Exercise aim -> Reproduce each of the rows below verbatim.

Lines of data ->
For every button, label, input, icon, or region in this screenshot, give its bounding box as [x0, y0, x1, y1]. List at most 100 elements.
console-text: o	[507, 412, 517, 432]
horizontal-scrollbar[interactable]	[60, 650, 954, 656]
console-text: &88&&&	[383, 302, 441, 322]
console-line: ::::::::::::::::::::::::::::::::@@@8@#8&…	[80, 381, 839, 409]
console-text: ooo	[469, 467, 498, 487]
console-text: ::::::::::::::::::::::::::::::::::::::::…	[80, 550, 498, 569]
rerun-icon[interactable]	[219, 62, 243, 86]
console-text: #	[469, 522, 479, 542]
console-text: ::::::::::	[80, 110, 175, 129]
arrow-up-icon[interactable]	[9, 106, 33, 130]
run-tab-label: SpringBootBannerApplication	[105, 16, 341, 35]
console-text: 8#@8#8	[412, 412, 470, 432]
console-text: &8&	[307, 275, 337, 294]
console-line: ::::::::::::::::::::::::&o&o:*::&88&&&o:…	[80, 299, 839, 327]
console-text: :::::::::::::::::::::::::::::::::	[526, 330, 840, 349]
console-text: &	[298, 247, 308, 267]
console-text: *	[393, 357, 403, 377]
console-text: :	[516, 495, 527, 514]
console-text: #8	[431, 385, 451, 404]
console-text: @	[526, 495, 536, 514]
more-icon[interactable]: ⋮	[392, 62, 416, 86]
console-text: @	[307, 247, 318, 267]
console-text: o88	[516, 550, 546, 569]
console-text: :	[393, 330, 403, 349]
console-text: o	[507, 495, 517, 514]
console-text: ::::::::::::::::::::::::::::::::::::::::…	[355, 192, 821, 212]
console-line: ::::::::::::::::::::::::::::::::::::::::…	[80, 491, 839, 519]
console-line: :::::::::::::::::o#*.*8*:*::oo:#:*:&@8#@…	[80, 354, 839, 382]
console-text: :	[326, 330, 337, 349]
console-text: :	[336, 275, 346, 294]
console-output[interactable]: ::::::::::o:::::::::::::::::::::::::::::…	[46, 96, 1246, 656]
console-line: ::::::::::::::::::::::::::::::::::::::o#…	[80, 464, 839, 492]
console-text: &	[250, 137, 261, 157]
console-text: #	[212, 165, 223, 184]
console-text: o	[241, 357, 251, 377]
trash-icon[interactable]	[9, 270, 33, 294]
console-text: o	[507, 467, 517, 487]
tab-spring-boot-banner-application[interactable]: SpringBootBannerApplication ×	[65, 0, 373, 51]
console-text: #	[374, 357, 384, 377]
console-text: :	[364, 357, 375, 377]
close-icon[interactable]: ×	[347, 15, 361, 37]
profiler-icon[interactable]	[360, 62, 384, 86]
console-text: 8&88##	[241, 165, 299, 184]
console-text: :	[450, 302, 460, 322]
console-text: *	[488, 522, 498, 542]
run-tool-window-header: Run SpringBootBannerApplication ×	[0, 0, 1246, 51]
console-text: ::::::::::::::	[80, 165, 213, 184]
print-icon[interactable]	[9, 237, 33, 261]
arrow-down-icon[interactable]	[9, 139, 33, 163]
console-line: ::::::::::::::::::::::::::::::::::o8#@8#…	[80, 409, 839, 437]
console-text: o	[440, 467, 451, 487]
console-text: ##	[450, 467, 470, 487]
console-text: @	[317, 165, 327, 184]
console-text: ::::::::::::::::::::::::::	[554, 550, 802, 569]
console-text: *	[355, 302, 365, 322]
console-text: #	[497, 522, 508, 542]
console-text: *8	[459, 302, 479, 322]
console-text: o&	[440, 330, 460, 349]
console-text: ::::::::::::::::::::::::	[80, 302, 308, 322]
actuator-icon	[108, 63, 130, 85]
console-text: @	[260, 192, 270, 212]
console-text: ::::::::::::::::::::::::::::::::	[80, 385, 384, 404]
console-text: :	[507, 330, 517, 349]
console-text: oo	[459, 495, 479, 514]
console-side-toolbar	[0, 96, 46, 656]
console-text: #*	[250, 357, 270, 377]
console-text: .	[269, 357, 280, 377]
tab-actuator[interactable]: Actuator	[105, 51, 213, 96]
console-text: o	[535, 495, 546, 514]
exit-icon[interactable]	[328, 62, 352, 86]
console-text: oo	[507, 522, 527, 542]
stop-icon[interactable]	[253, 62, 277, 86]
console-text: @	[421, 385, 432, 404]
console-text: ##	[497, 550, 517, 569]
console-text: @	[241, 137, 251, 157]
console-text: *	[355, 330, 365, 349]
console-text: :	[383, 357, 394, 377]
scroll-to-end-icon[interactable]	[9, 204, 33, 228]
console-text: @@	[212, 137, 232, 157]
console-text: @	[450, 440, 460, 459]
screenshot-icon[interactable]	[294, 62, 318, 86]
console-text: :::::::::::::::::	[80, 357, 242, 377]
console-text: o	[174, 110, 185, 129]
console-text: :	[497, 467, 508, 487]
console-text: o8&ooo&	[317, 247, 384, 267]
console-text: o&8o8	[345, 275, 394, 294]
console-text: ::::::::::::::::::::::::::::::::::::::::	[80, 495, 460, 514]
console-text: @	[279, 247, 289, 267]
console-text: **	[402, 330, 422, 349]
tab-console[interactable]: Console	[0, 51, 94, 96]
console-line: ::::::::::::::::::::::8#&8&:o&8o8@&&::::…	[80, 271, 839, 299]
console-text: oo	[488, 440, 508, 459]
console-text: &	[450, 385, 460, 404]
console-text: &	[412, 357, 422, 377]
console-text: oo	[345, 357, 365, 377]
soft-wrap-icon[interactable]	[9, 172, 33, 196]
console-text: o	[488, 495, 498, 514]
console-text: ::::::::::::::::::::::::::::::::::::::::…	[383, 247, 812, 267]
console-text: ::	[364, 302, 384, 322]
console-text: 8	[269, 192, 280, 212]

Answer to this exercise ->
For every button, label, input, icon, or region in this screenshot, give its bounding box as [x0, y0, x1, y1]. List at most 100 elements.
console-text: o	[507, 412, 517, 432]
horizontal-scrollbar[interactable]	[60, 650, 954, 656]
console-text: &88&&&	[383, 302, 441, 322]
console-line: ::::::::::::::::::::::::::::::::@@@8@#8&…	[80, 381, 839, 409]
console-text: ooo	[469, 467, 498, 487]
console-text: ::::::::::::::::::::::::::::::::::::::::…	[80, 550, 498, 569]
rerun-icon[interactable]	[219, 62, 243, 86]
console-text: #	[469, 522, 479, 542]
console-text: ::::::::::	[80, 110, 175, 129]
arrow-up-icon[interactable]	[9, 106, 33, 130]
run-tab-label: SpringBootBannerApplication	[105, 16, 341, 35]
console-text: 8#@8#8	[412, 412, 470, 432]
console-text: &8&	[307, 275, 337, 294]
console-line: ::::::::::::::::::::::::&o&o:*::&88&&&o:…	[80, 299, 839, 327]
console-text: :::::::::::::::::::::::::::::::::	[526, 330, 840, 349]
console-text: &	[298, 247, 308, 267]
console-text: *	[393, 357, 403, 377]
console-text: :	[516, 495, 527, 514]
console-text: #8	[431, 385, 451, 404]
console-text: @	[526, 495, 536, 514]
more-icon[interactable]: ⋮	[392, 62, 416, 86]
console-text: @	[307, 247, 318, 267]
console-text: o88	[516, 550, 546, 569]
console-text: :	[393, 330, 403, 349]
console-text: o	[507, 495, 517, 514]
console-text: ::::::::::::::::::::::::::::::::::::::::…	[355, 192, 821, 212]
console-line: ::::::::::::::::::::::::::::::::::::::::…	[80, 491, 839, 519]
console-line: :::::::::::::::::o#*.*8*:*::oo:#:*:&@8#@…	[80, 354, 839, 382]
console-text: :	[326, 330, 337, 349]
console-text: :	[336, 275, 346, 294]
console-output[interactable]: ::::::::::o:::::::::::::::::::::::::::::…	[46, 96, 1246, 656]
console-line: ::::::::::::::::::::::::::::::::::::::o#…	[80, 464, 839, 492]
console-text: &	[250, 137, 261, 157]
console-text: #	[212, 165, 223, 184]
console-text: o	[241, 357, 251, 377]
trash-icon[interactable]	[9, 270, 33, 294]
console-text: o	[507, 467, 517, 487]
tab-spring-boot-banner-application[interactable]: SpringBootBannerApplication ×	[65, 0, 373, 51]
console-text: #	[374, 357, 384, 377]
console-text: :	[364, 357, 375, 377]
close-icon[interactable]: ×	[347, 15, 361, 37]
profiler-icon[interactable]	[360, 62, 384, 86]
console-text: 8&88##	[241, 165, 299, 184]
console-text: :	[450, 302, 460, 322]
console-text: *	[488, 522, 498, 542]
run-tool-window-header: Run SpringBootBannerApplication ×	[0, 0, 1246, 51]
console-text: ::::::::::::::	[80, 165, 213, 184]
print-icon[interactable]	[9, 237, 33, 261]
arrow-down-icon[interactable]	[9, 139, 33, 163]
console-line: ::::::::::::::::::::::::::::::::::o8#@8#…	[80, 409, 839, 437]
console-text: o	[440, 467, 451, 487]
console-text: ##	[450, 467, 470, 487]
console-text: @	[317, 165, 327, 184]
console-text: ::::::::::::::::::::::::::	[554, 550, 802, 569]
console-text: *	[355, 302, 365, 322]
console-text: #	[497, 522, 508, 542]
console-text: *8	[459, 302, 479, 322]
console-text: o&	[440, 330, 460, 349]
console-text: ::::::::::::::::::::::::	[80, 302, 308, 322]
actuator-icon	[108, 63, 130, 85]
console-text: @	[260, 192, 270, 212]
console-text: ::::::::::::::::::::::::::::::::	[80, 385, 384, 404]
console-text: :	[507, 330, 517, 349]
console-text: oo	[459, 495, 479, 514]
console-side-toolbar	[0, 96, 46, 656]
console-text: #*	[250, 357, 270, 377]
console-text: .	[269, 357, 280, 377]
tab-actuator[interactable]: Actuator	[105, 51, 213, 96]
console-text: o	[535, 495, 546, 514]
exit-icon[interactable]	[328, 62, 352, 86]
console-text: oo	[507, 522, 527, 542]
stop-icon[interactable]	[253, 62, 277, 86]
console-text: @	[421, 385, 432, 404]
console-text: ##	[497, 550, 517, 569]
console-text: @	[241, 137, 251, 157]
console-text: *	[355, 330, 365, 349]
console-text: :	[383, 357, 394, 377]
scroll-to-end-icon[interactable]	[9, 204, 33, 228]
console-text: @@	[212, 137, 232, 157]
console-text: @	[450, 440, 460, 459]
screenshot-icon[interactable]	[294, 62, 318, 86]
console-text: :::::::::::::::::	[80, 357, 242, 377]
console-text: o	[174, 110, 185, 129]
console-text: :	[497, 467, 508, 487]
console-text: o8&ooo&	[317, 247, 384, 267]
console-text: o&8o8	[345, 275, 394, 294]
console-text: ::::::::::::::::::::::::::::::::::::::::	[80, 495, 460, 514]
console-text: @	[279, 247, 289, 267]
console-text: **	[402, 330, 422, 349]
tab-console[interactable]: Console	[0, 51, 94, 96]
console-line: ::::::::::::::::::::::8#&8&:o&8o8@&&::::…	[80, 271, 839, 299]
console-text: oo	[488, 440, 508, 459]
console-text: &	[450, 385, 460, 404]
console-text: &	[412, 357, 422, 377]
console-text: oo	[345, 357, 365, 377]
soft-wrap-icon[interactable]	[9, 172, 33, 196]
console-text: o	[488, 495, 498, 514]
console-text: ::::::::::::::::::::::::::::::::::::::::…	[383, 247, 812, 267]
console-text: ::	[364, 302, 384, 322]
console-text: 8	[269, 192, 280, 212]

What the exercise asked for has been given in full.